BEREITGESTELLTER TEXT:
# # #

Heute Abend versammeln sich Niddaer Gemeindeglieder am Gedenkstein für die verfolgten und ermordeten jüdischen Familien am Johanniterturm, um des schlimmen  9.Novembers und seiner Folgen zu gedenken.
Dazu werden auch alle Kirchenglocken läuten und die Menschen gebeten, eine Kerze ins Fenster zu stellen, um der jüdischen Familien aus Nidda und anderen Orts zu gedenken und ein Zeichen gegen erneutes Aufkommen von Antisemitismus zu setzen.   
Es ist unvorstellbar, dass in einer Nacht über 1000 Synagogen angezündet wurden. Prof. Meier Schwarz von „Synagoge Memorial“ spricht von 1406 in Deutschland. Synagogen waren und sind der Mittelpunkt der jüdischen Gemeinden, wo gelehrt, gelernt, sich versammelt und Gottesdienste gefeiert wurden. 
Diese Gotteshäuser waren das Ziel der Zerstörung und traf die jüdischen Gemeinden an ihrem sensibelsten Punkt. Nicht nur die Gebäude an sich wurden zerstört, sondern auch sakrale Gegenstände und ihr Allerheiligstes, die Thorarollen, wurden mancherorts auf die Straßen geworfen, zertrampelt oder angezündet. Bestenfalls wurden sie mitgenommen und in ein zentrales Lager gebracht. 
Die Niddaer Synagoge blieb ja verschont, weil sie schon vorher verkauft worden war und die neue Besitzerin vehement dagegen protestierte. Dass ein mutiger Niddaer Fuhrunternehmer die Thorarollen an sich nahm, versteckte und nach dem Krieg dem ersten Bürgermeister wieder überbrachte, ist ein Beispiel von Zivilcourage. Die Thorarollen kamen schließlich nach Israel und New York in Synagogen, wo sich auch Niddaer Juden und ihre Nachfahren versammeln und beten.

# # #

BEREITGESTELLTES MATERIAL:
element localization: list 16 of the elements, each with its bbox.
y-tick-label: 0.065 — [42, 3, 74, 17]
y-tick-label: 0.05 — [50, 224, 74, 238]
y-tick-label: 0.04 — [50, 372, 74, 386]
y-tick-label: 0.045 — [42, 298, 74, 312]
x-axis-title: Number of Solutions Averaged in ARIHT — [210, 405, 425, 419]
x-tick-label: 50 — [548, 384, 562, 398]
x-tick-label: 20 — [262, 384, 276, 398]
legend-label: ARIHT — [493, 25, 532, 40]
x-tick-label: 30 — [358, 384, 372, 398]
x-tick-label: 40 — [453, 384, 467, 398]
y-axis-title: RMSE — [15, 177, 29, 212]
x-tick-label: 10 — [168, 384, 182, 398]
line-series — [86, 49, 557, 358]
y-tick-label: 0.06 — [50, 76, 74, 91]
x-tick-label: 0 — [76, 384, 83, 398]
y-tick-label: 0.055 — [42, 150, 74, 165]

# # #

ARBEITSAUFTRAG:
Wie würden Sie den Text über das Niddaer Gedenken an den 9. November im Anschluss an seinen letzten Satz weiterführen? Das Material stammt aus einer anderen Quelle als der Text.

LÖSUNG:
In dieser Nacht wurden nicht nur über 1400 Synagogen in Brand gesteckt, sondern 30 000 Juden verhaftet und in Konzentrationslager verschleppt. Die angebliche Zahl der Ermordeten mit 91 ist zu niedrig, man geht von 1000 aus, wenn man die Zahl derjenigen hinzunimmt, die in den KZs  an den Folgen der Haft, Krankheiten und Hunger starben. Außerdem stieg nach der Reichspogromnacht die Zahl der Suizide sprunghaft an: 400 in der Nacht und am nächsten Tag weitere 400. Es wurden 7500 Geschäfte geplündert oder  Wohnungen demoliert. 
Diese Nacht war, wie ein Betroffener schrieb oder sagte, „der Anfang vom Ende und auch der Anfang vom Ende des Lebens.“
Diese Ereignisse steigerten sich danach in ihrer unvorstellbaren Grausamkeit bis zur systematischen Ermordung von sechs Millionen Juden.
Es war die Katastrophe vor der Katastrophe! 
Mit dem von Pfarrer Dr. Stingl initiierten jüdischen Museum wollen wir mit den Kräften und Möglichkeiten, die wir haben, „gegen das Vergessen“ arbeiten. Danke allen, die sich interessieren und sich aktiv für das Museum einsetzen.
Lasst uns eine Kerze anzünden, denn schon eine Kerze macht einen dunklen Raum hell.